[PROBLEM STATEMENT] Copy out each line that has "work" in it.

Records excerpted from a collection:
____________________
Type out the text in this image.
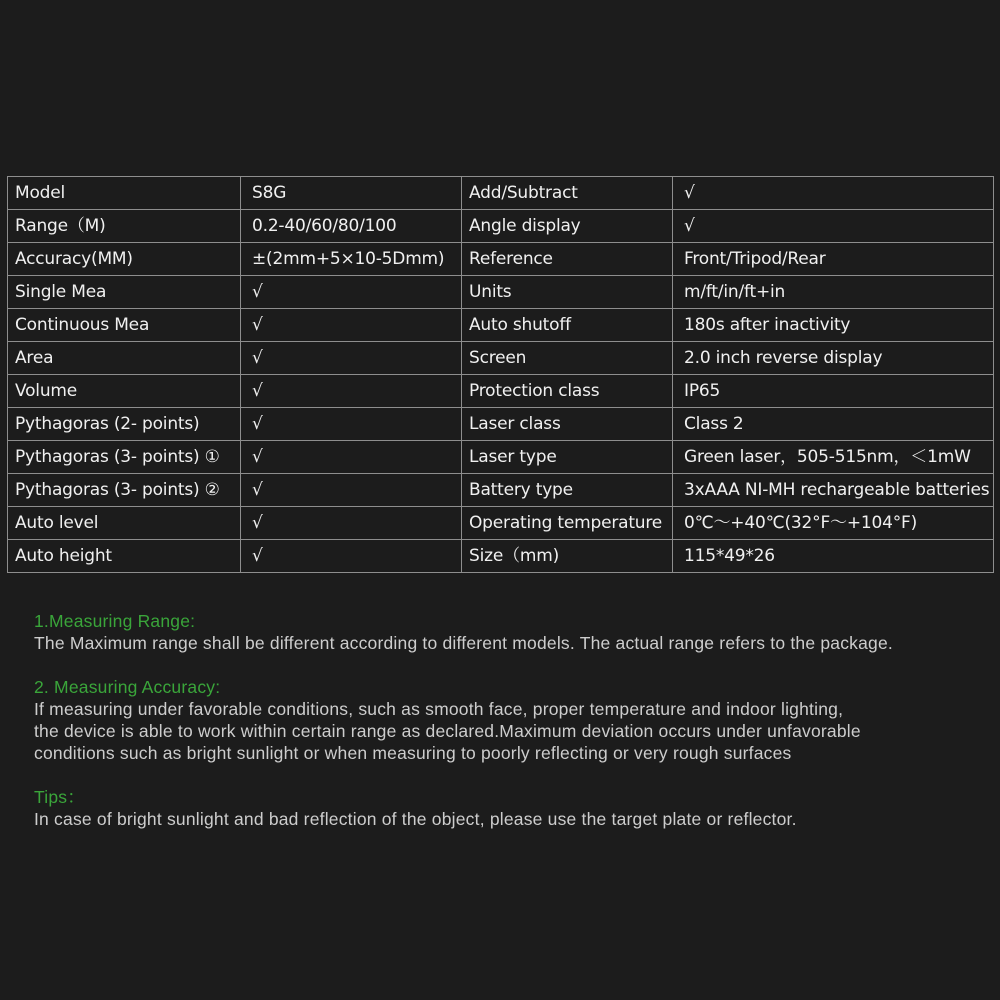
Model	S8G	Add/Subtract	√
Range（M)	0.2-40/60/80/100	Angle display	√
Accuracy(MM)	±(2mm+5×10-5Dmm)	Reference	Front/Tripod/Rear
Single Mea	√	Units	m/ft/in/ft+in
Continuous Mea	√	Auto shutoff	180s after inactivity
Area	√	Screen	2.0 inch reverse display
Volume	√	Protection class	IP65
Pythagoras (2- points)	√	Laser class	Class 2
Pythagoras (3- points) ①	√	Laser type	Green laser，505-515nm，＜1mW
Pythagoras (3- points) ②	√	Battery type	3xAAA NI-MH rechargeable batteries
Auto level	√	Operating temperature	0℃～+40℃(32°F～+104°F)
Auto height	√	Size（mm)	115*49*26
1.Measuring Range:
The Maximum range shall be different according to different models. The actual range refers to the package.
2. Measuring Accuracy:
If measuring under favorable conditions, such as smooth face, proper temperature and indoor lighting,
the device is able to work within certain range as declared.Maximum deviation occurs under unfavorable
conditions such as bright sunlight or when measuring to poorly reflecting or very rough surfaces
Tips：
In case of bright sunlight and bad reflection of the object, please use the target plate or reflector.
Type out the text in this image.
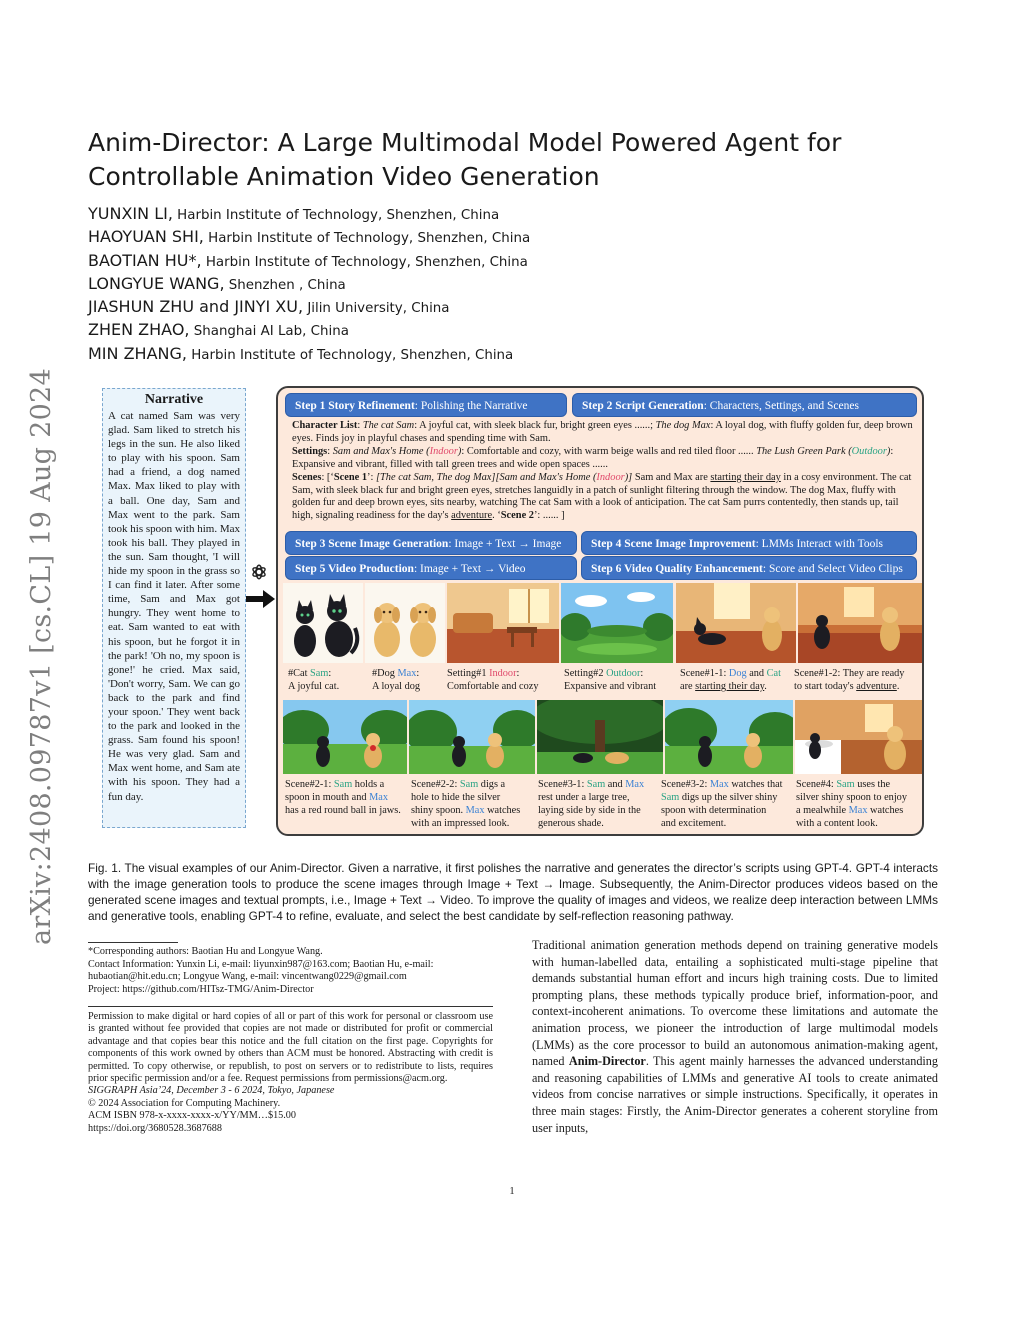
arXiv:2408.09787v1 [cs.CL] 19 Aug 2024
Anim-Director: A Large Multimodal Model Powered Agent for
Controllable Animation Video Generation
YUNXIN LI, Harbin Institute of Technology, Shenzhen, China
HAOYUAN SHI, Harbin Institute of Technology, Shenzhen, China
BAOTIAN HU*, Harbin Institute of Technology, Shenzhen, China
LONGYUE WANG, Shenzhen , China
JIASHUN ZHU and JINYI XU, Jilin University, China
ZHEN ZHAO, Shanghai AI Lab, China
MIN ZHANG, Harbin Institute of Technology, Shenzhen, China
Narrative
A cat named Sam was very glad. Sam liked to stretch his legs in the sun. He also liked to play with his spoon. Sam had a friend, a dog named Max. Max liked to play with a ball. One day, Sam and Max went to the park. Sam took his spoon with him. Max took his ball. They played in the sun. Sam thought, 'I will hide my spoon in the grass so I can find it later. After some time, Sam and Max got hungry. They went home to eat. Sam wanted to eat with his spoon, but he forgot it in the park! 'Oh no, my spoon is gone!' he cried. Max said, 'Don't worry, Sam. We can go back to the park and find your spoon.' They went back to the park and looked in the grass. Sam found his spoon! He was very glad. Sam and Max went home, and Sam ate with his spoon. They had a fun day.
Step 1 Story Refinement: Polishing the Narrative	Step 2 Script Generation: Characters, Settings, and Scenes
Character List: The cat Sam: A joyful cat, with sleek black fur, bright green eyes ......; The dog Max: A loyal dog, with fluffy golden fur, deep brown eyes. Finds joy in playful chases and spending time with Sam.
Settings: Sam and Max's Home (Indoor): Comfortable and cozy, with warm beige walls and red tiled floor ...... The Lush Green Park (Outdoor): Expansive and vibrant, filled with tall green trees and wide open spaces ......
Scenes: [‘Scene 1’: [The cat Sam, The dog Max][Sam and Max's Home (Indoor)] Sam and Max are starting their day in a cosy environment. The cat Sam, with sleek black fur and bright green eyes, stretches languidly in a patch of sunlight filtering through the window. The dog Max, fluffy with golden fur and deep brown eyes, sits nearby, watching The cat Sam with a look of anticipation. The cat Sam purrs contentedly, then stands up, tail high, signaling readiness for the day's adventure. ‘Scene 2’: ...... ]
Step 3 Scene Image Generation: Image + Text → Image	Step 4 Scene Image Improvement: LMMs Interact with Tools
Step 5 Video Production: Image + Text → Video	Step 6 Video Quality Enhancement: Score and Select Video Clips
#Cat Sam:
A joyful cat.
#Dog Max:
A loyal dog
Setting#1 Indoor:
Comfortable and cozy
Setting#2 Outdoor:
Expansive and vibrant
Scene#1-1: Dog and Cat
are starting their day.
Scene#1-2: They are ready
to start today's adventure.
Scene#2-1: Sam holds a
spoon in mouth and Max
has a red round ball in jaws.
Scene#2-2: Sam digs a
hole to hide the silver
shiny spoon. Max watches
with an impressed look.
Scene#3-1: Sam and Max
rest under a large tree,
laying side by side in the
generous shade.
Scene#3-2: Max watches that
Sam digs up the silver shiny
spoon with determination
and excitement.
Scene#4: Sam uses the
silver shiny spoon to enjoy
a mealwhile Max watches
with a content look.
Fig. 1. The visual examples of our Anim-Director. Given a narrative, it first polishes the narrative and generates the director’s scripts using GPT-4. GPT-4 interacts with the image generation tools to produce the scene images through Image + Text → Image. Subsequently, the Anim-Director produces videos based on the generated scene images and textual prompts, i.e., Image + Text → Video. To improve the quality of images and videos, we realize deep interaction between LMMs and generative tools, enabling GPT-4 to refine, evaluate, and select the best candidate by self-reflection reasoning pathway.
*Corresponding authors: Baotian Hu and Longyue Wang.
Contact Information: Yunxin Li, e-mail: liyunxin987@163.com; Baotian Hu, e-mail: hubaotian@hit.edu.cn; Longyue Wang, e-mail: vincentwang0229@gmail.com
Project: https://github.com/HITsz-TMG/Anim-Director
Permission to make digital or hard copies of all or part of this work for personal or classroom use is granted without fee provided that copies are not made or distributed for profit or commercial advantage and that copies bear this notice and the full citation on the first page. Copyrights for components of this work owned by others than ACM must be honored. Abstracting with credit is permitted. To copy otherwise, or republish, to post on servers or to redistribute to lists, requires prior specific permission and/or a fee. Request permissions from permissions@acm.org.
SIGGRAPH Asia’24, December 3 - 6 2024, Tokyo, Japanese
© 2024 Association for Computing Machinery.
ACM ISBN 978-x-xxxx-xxxx-x/YY/MM…$15.00
https://doi.org/3680528.3687688
Traditional animation generation methods depend on training generative models with human-labelled data, entailing a sophisticated multi-stage pipeline that demands substantial human effort and incurs high training costs. Due to limited prompting plans, these methods typically produce brief, information-poor, and context-incoherent animations. To overcome these limitations and automate the animation process, we pioneer the introduction of large multimodal models (LMMs) as the core processor to build an autonomous animation-making agent, named Anim-Director. This agent mainly harnesses the advanced understanding and reasoning capabilities of LMMs and generative AI tools to create animated videos from concise narratives or simple instructions. Specifically, it operates in three main stages: Firstly, the Anim-Director generates a coherent storyline from user inputs,
1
____________________
[OUTPUT OF THE TASK]
the device is able to work within certain range as declared.Maximum deviation occurs under unfavorable
Permission to make digital or hard copies of all or part of this work for personal or classroom use is granted without fee provided that copies are not made or distributed for profit or commercial advantage and that copies bear this notice and the full citation on the first page. Copyrights for components of this work owned by others than ACM must be honored. Abstracting with credit is permitted. To copy otherwise, or republish, to post on servers or to redistribute to lists, requires prior specific permission and/or a fee. Request permissions from permissions@acm.org.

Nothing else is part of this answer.